--- Begin ---

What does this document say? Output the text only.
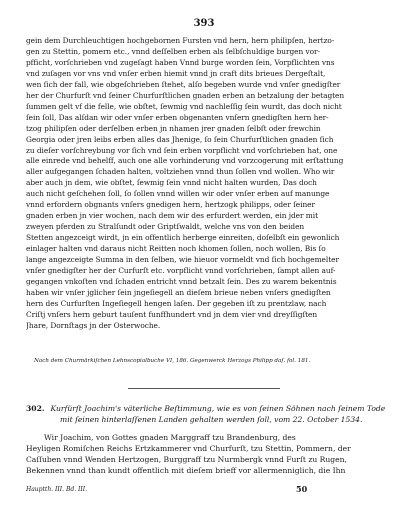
393
gein dem Durchleuchtigen hochgebornen Fursten vnd hern, hern philipſen, hertzo-
gen zu Stettin, pomern etc., vnnd deſſelben erben als ſelbſchuldige burgen vor-
pfficht, vorſchrieben vnd zugeſagt haben Vnnd burge worden ſein, Vorpflichten vns
vnd zuſagen vor vns vnd vnſer erben hiemit vnnd jn craft dits brieues Dergeſtalt,
wen ſich der fall, wie obgeſchrieben ſtehet, alſo begeben wurde vnd vnſer gnedigſter
her der Churfurſt vnd ſeiner Churfurſtlichen gnaden erben an betzalung der betagten
ſummen gelt vf die felle, wie obſtet, ſewmig vnd nachleſſig ſein wurdt, das doch nicht
ſein ſoll, Das alſdan wir oder vnſer erben obgenanten vnſern gnedigſten hern her-
tzog philipſen oder derſelben erben jn nhamen jrer gnaden ſelbſt oder frewchin
Georgia oder jren leibs erben alles das Jhenige, ſo ſein Churfurſtlichen gnaden ſich
zu dieſer vorſchreybung vor ſich vnd ſein erben vorpflicht vnd vorſchrieben hat, one
alle einrede vnd behelff, auch one alle vorhinderung vnd vorzcogerung mit erſtattung
aller aufgegangen ſchaden halten, voltziehen vnnd thun ſollen vnd wollen. Who wir
aber auch jn dem, wie obſtet, ſewmig ſein vnnd nicht halten wurden, Das doch
auch nicht geſchehen ſoll, ſo ſollen vnnd willen wir oder vnſer erben auf manunge
vnnd erfordern obgnants vnſers gnedigen hern, hertzogk philipps, oder ſeiner
gnaden erben jn vier wochen, nach dem wir des erfurdert werden, ein jder mit
zweyen pferden zu Stralſundt oder Griptſwaldt, welche vns von den beiden
Stetten angezceigt wirdt, jn ein offentlich herberge einreiten, doſelbſt ein gewonlich
einlager halten vnd daraus nicht Reitten noch khomen ſollen, noch wollen, Bis ſo
lange angezceigte Summa in den ſelben, wie hieuor vormeldt vnd ſich hochgemelter
vnſer gnedigſter her der Curfurſt etc. vorpflicht vnnd vorſchrieben, ſampt allen auf-
gegangen vnkoſten vnd ſchaden entricht vnnd betzalt ſein. Des zu warem bekentnis
haben wir vnſer jglicher ſein jngeſiegell an dieſem brieue neben vnſers gnedigſten
hern des Curfurſten Ingeſiegell hengen laſen. Der gegeben iſt zu prentzlaw, nach
Criſtj vnſers hern geburt tauſent funffhundert vnd jn dem vier vnd dreyſſigſten
Jhare, Dornſtags jn der Osterwoche.
Nach dem Churmärkiſchen Lehnscopialbuche VI, 186. Gegenwerck Herzogs Philipp daſ. fol. 181.
302. Kurfürſt Joachim's väterliche Beſtimmung, wie es von ſeinen Söhnen nach ſeinem Tode
mit ſeinen hinterlaſſenen Landen gehalten werden ſoll, vom 22. October 1534.
Wir Joachim, von Gottes gnaden Marggraff tzu Brandenburg, des
Heyligen Romiſchen Reichs Ertzkammerer vnd Churfurſt, tzu Stettin, Pommern, der
Caſſuben vnnd Wenden Hertzogen, Burggraff tzu Nurmbergk vnnd Furſt zu Rugen,
Bekennen vnnd than kundt offentlich mit dieſem brieff vor allermenniglich, die Ihn
Hauptth. III. Bd. III.	50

--- End ---

### Required task
Set the pictures aside and transcribe the data above exactly.

### Written solution
What does this document say? Output the text only.
393
gein dem Durchleuchtigen hochgebornen Fursten vnd hern, hern philipſen, hertzo-
gen zu Stettin, pomern etc., vnnd deſſelben erben als ſelbſchuldige burgen vor-
pfficht, vorſchrieben vnd zugeſagt haben Vnnd burge worden ſein, Vorpflichten vns
vnd zuſagen vor vns vnd vnſer erben hiemit vnnd jn craft dits brieues Dergeſtalt,
wen ſich der fall, wie obgeſchrieben ſtehet, alſo begeben wurde vnd vnſer gnedigſter
her der Churfurſt vnd ſeiner Churfurſtlichen gnaden erben an betzalung der betagten
ſummen gelt vf die felle, wie obſtet, ſewmig vnd nachleſſig ſein wurdt, das doch nicht
ſein ſoll, Das alſdan wir oder vnſer erben obgenanten vnſern gnedigſten hern her-
tzog philipſen oder derſelben erben jn nhamen jrer gnaden ſelbſt oder frewchin
Georgia oder jren leibs erben alles das Jhenige, ſo ſein Churfurſtlichen gnaden ſich
zu dieſer vorſchreybung vor ſich vnd ſein erben vorpflicht vnd vorſchrieben hat, one
alle einrede vnd behelff, auch one alle vorhinderung vnd vorzcogerung mit erſtattung
aller aufgegangen ſchaden halten, voltziehen vnnd thun ſollen vnd wollen. Who wir
aber auch jn dem, wie obſtet, ſewmig ſein vnnd nicht halten wurden, Das doch
auch nicht geſchehen ſoll, ſo ſollen vnnd willen wir oder vnſer erben auf manunge
vnnd erfordern obgnants vnſers gnedigen hern, hertzogk philipps, oder ſeiner
gnaden erben jn vier wochen, nach dem wir des erfurdert werden, ein jder mit
zweyen pferden zu Stralſundt oder Griptſwaldt, welche vns von den beiden
Stetten angezceigt wirdt, jn ein offentlich herberge einreiten, doſelbſt ein gewonlich
einlager halten vnd daraus nicht Reitten noch khomen ſollen, noch wollen, Bis ſo
lange angezceigte Summa in den ſelben, wie hieuor vormeldt vnd ſich hochgemelter
vnſer gnedigſter her der Curfurſt etc. vorpflicht vnnd vorſchrieben, ſampt allen auf-
gegangen vnkoſten vnd ſchaden entricht vnnd betzalt ſein. Des zu warem bekentnis
haben wir vnſer jglicher ſein jngeſiegell an dieſem brieue neben vnſers gnedigſten
hern des Curfurſten Ingeſiegell hengen laſen. Der gegeben iſt zu prentzlaw, nach
Criſtj vnſers hern geburt tauſent funffhundert vnd jn dem vier vnd dreyſſigſten
Jhare, Dornſtags jn der Osterwoche.
Nach dem Churmärkiſchen Lehnscopialbuche VI, 186. Gegenwerck Herzogs Philipp daſ. fol. 181.
302. Kurfürſt Joachim's väterliche Beſtimmung, wie es von ſeinen Söhnen nach ſeinem Tode
mit ſeinen hinterlaſſenen Landen gehalten werden ſoll, vom 22. October 1534.
Wir Joachim, von Gottes gnaden Marggraff tzu Brandenburg, des
Heyligen Romiſchen Reichs Ertzkammerer vnd Churfurſt, tzu Stettin, Pommern, der
Caſſuben vnnd Wenden Hertzogen, Burggraff tzu Nurmbergk vnnd Furſt zu Rugen,
Bekennen vnnd than kundt offentlich mit dieſem brieff vor allermenniglich, die Ihn
Hauptth. III. Bd. III.	50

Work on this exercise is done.